==== KUTIPAN PILIHAN

Dari berbagai penelitian
memperlihatkan bahwa secara umum berbahasa lisan turut melengkapi suatu latar
belakang pengalaman yang menguntungkan serta keterampilan bagi pembelajaran
membaca. Kemampuan itu meliputi ujaran yang jelas dan lancar, diksi yang luas,
dan beraneka ragam, penggunaan kalimat-kalimat yang lengkap dan sempurna
jikalau diperlukan, perbedaan pendengaran yang tepat, dan kemampuan mengikuti
serta menelusuri perkembangan urutan suatu cerita, atau menghubungkan aneka
peristiwa dalam urutan yang wajar. Sesungguhnya penumbuhan budaya keaksaraan adalah
dimulai dari keluarga. Ini yang lazim disebut emerging literacy. Emergent
literacy menganggap bahwa perkembangan bahasa lisan tidak merupakan prasyarat
untuk perkembangan bahasa tulis. Keduanya justru berkembang serentak dan saling
mendukung dan mempermudah. Penumbuhan budaya keaksaraan ini dapat dilakukan
melalui percakapan orang tua dan murid, mendengarkan, dan bercerita (Akhadiah,
1998; 33-35).

========

PETUNJUK KERJA: Tentukan apakah setiap pernyataan berikut sesuai dengan kutipan tentang bahasa lisan dan membaca di atas, lalu jawab ya atau tidak disertai kata-kata kutipan yang menentukan jawaban. (a) Penumbuhan budaya keaksaraan dimulai dari sekolah. (b) Emergent literacy memandang perkembangan bahasa lisan sebagai prasyarat perkembangan bahasa tulis. (c) Bercerita termasuk cara untuk menumbuhkan budaya keaksaraan.

==== DAFTAR

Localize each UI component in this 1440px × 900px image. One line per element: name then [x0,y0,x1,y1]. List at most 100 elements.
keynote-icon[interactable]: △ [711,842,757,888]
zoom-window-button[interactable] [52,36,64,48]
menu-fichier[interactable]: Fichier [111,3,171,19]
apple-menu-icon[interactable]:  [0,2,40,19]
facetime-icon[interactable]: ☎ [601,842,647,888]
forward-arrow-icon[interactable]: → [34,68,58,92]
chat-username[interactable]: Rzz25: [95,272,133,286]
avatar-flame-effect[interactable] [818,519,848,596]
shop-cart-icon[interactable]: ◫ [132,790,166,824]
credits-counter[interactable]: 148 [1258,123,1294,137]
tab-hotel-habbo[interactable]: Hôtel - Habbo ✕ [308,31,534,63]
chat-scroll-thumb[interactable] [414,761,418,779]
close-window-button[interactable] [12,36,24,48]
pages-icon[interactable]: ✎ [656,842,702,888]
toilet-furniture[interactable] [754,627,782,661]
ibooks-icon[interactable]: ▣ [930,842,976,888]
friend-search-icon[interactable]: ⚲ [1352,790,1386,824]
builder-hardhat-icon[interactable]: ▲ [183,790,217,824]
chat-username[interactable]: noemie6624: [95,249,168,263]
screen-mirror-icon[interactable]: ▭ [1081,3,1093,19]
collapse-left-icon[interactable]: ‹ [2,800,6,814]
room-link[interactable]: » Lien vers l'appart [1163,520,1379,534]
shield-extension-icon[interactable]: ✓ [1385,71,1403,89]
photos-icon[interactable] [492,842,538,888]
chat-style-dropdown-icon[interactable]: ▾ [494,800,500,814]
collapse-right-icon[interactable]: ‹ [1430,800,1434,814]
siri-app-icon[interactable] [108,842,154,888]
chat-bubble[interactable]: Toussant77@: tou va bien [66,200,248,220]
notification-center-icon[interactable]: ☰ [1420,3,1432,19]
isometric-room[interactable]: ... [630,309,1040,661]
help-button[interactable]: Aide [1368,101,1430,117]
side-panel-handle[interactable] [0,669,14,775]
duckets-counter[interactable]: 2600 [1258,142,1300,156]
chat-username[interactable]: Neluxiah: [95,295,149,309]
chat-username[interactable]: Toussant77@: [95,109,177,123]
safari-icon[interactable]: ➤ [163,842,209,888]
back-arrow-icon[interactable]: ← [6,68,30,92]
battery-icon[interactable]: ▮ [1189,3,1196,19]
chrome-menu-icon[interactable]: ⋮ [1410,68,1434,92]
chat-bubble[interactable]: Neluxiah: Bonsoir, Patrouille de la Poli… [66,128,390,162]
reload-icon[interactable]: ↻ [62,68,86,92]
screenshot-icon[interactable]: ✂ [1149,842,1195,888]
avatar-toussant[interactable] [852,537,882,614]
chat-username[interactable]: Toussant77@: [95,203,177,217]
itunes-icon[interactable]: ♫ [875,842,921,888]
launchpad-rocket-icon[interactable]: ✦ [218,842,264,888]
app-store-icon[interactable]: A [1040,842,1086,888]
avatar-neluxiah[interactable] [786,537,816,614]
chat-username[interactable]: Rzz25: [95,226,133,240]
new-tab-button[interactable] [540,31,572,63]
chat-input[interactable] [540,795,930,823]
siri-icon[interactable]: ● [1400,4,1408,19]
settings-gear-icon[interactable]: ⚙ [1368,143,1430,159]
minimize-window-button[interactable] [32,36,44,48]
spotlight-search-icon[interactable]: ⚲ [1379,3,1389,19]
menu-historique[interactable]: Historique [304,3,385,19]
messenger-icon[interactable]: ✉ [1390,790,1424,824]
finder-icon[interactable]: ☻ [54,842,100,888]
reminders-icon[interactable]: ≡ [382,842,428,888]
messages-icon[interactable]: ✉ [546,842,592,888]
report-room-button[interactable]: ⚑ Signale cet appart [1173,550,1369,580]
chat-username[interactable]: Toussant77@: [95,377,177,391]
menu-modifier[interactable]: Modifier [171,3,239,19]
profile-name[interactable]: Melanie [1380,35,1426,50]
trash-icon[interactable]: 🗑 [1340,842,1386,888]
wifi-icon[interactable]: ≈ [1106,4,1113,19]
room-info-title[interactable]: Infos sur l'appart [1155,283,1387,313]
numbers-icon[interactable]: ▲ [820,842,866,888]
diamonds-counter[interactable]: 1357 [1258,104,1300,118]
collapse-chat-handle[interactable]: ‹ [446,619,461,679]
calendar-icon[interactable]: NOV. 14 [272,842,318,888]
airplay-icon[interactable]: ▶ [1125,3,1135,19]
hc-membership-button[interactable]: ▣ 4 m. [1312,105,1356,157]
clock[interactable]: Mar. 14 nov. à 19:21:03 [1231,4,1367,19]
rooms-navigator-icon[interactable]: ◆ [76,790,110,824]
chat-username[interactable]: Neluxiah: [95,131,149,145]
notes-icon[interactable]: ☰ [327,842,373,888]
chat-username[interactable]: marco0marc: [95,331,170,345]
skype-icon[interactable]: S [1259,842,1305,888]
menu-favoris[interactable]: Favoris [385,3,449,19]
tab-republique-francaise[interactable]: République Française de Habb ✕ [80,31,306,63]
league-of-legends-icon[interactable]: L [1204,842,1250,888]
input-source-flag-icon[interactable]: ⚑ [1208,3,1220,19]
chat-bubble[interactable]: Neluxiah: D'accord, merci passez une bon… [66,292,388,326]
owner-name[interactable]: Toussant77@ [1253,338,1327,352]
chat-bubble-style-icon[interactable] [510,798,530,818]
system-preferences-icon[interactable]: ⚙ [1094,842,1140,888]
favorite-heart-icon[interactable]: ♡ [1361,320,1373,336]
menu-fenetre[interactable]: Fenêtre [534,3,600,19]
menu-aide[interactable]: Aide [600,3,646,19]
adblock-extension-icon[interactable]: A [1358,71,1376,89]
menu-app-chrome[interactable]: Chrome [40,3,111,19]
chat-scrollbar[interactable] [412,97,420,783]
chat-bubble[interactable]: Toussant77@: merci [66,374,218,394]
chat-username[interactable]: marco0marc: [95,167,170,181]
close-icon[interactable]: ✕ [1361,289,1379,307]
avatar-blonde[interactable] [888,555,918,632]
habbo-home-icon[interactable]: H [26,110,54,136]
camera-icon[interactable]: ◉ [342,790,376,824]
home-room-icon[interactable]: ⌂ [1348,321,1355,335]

========

HASIL TUGAS INI:
(a) Tidak: "Sesungguhnya penumbuhan budaya keaksaraan adalah dimulai dari keluarga."
(b) Tidak: "Emergent literacy menganggap bahwa perkembangan bahasa lisan tidak merupakan prasyarat untuk perkembangan bahasa tulis."
(c) Ya: "Penumbuhan budaya keaksaraan ini dapat dilakukan melalui percakapan orang tua dan murid, mendengarkan, dan bercerita"